» Problem statement
Copy each line that holds "School".

*** Exercise input

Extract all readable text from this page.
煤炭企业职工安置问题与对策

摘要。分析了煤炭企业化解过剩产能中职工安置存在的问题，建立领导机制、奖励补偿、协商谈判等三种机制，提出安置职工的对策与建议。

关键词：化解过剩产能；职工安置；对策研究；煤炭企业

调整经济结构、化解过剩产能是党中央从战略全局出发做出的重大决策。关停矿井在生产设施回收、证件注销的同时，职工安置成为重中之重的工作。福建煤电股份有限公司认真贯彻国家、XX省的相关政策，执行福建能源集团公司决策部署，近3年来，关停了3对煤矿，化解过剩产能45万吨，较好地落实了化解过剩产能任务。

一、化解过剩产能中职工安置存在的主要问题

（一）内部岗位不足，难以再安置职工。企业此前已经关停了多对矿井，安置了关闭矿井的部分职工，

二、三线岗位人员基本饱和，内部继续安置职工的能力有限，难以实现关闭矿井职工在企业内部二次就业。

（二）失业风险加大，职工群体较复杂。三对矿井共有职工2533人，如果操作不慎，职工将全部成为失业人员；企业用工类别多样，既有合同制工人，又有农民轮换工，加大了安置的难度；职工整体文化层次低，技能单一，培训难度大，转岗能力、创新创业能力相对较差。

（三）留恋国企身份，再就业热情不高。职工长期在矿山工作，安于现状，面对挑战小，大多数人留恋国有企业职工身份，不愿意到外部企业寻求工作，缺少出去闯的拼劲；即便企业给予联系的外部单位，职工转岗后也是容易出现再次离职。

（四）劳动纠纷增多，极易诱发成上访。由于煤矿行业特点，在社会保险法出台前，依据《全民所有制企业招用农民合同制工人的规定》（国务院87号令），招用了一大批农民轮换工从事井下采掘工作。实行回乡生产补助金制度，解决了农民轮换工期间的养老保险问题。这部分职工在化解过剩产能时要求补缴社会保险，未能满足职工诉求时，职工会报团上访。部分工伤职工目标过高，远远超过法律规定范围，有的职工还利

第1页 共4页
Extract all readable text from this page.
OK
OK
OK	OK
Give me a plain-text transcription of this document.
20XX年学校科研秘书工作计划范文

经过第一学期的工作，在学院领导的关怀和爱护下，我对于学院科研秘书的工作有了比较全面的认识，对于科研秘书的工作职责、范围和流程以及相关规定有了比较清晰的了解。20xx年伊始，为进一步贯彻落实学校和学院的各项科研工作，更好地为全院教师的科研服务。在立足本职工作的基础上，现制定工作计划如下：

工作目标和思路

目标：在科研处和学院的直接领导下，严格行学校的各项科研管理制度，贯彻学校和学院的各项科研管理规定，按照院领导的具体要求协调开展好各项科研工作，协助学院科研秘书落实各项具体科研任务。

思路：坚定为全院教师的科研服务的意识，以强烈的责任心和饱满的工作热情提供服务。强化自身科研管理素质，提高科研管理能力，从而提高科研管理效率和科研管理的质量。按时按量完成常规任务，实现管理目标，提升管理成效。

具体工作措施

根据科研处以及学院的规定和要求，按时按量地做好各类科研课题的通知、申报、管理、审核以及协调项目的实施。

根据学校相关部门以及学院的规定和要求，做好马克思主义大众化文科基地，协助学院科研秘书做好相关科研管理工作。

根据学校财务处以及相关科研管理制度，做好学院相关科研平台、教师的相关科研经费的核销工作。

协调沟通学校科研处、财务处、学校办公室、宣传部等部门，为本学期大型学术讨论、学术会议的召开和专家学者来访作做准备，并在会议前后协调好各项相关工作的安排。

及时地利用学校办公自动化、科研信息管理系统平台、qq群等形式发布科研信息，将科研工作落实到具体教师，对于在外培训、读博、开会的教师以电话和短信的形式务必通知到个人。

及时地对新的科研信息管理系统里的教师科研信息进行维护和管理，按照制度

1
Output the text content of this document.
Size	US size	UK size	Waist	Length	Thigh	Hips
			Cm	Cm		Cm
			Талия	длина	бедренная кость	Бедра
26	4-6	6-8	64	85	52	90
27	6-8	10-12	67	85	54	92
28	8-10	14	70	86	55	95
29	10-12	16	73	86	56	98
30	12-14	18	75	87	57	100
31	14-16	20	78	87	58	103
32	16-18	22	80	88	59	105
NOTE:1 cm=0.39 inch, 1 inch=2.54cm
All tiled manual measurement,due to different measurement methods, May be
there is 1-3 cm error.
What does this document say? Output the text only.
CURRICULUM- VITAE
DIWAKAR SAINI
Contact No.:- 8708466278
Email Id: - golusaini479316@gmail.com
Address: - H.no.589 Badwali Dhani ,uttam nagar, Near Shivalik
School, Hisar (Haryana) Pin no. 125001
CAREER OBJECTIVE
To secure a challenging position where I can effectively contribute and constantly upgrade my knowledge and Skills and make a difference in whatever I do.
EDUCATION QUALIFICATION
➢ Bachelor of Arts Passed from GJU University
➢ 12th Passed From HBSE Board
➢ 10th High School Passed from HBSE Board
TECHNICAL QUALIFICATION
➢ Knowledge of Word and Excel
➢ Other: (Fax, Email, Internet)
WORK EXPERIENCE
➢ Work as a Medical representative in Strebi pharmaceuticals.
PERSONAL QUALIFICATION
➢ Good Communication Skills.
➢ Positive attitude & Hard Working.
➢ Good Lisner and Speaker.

******

» Finished answer
School, Hisar (Haryana) Pin no. 125001
➢ 10th High School Passed from HBSE Board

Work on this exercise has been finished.